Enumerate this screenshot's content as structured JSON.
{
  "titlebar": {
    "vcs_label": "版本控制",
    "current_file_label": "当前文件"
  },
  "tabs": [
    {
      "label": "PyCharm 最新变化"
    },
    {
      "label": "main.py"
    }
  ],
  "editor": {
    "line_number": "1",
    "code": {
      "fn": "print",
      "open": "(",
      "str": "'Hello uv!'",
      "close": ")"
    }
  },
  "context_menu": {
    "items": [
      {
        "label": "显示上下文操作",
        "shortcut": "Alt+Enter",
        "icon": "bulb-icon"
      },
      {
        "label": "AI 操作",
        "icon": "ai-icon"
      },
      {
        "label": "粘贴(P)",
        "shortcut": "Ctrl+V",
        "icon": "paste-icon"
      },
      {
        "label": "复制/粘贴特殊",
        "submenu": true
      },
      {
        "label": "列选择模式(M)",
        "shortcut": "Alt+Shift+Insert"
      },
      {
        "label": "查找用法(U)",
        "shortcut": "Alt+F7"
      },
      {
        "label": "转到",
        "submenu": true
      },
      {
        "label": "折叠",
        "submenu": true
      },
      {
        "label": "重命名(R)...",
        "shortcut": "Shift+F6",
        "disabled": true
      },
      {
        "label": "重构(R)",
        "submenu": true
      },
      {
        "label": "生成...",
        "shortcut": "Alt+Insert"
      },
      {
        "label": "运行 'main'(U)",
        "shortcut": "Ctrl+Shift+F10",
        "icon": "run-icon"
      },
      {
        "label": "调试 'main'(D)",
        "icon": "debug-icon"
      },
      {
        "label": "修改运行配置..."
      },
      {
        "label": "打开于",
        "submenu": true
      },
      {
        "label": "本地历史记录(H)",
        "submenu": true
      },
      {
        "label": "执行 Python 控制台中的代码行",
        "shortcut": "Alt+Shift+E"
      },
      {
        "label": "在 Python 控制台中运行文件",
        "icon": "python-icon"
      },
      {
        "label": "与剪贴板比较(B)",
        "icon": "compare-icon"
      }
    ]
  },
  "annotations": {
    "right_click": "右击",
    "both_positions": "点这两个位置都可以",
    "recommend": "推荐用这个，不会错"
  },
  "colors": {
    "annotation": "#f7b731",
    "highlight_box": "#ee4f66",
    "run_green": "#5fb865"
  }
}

▸ **What the exercise asks**: Report only how many lines in the records contain the word "shortcut".

▸ **Problem solution**: 8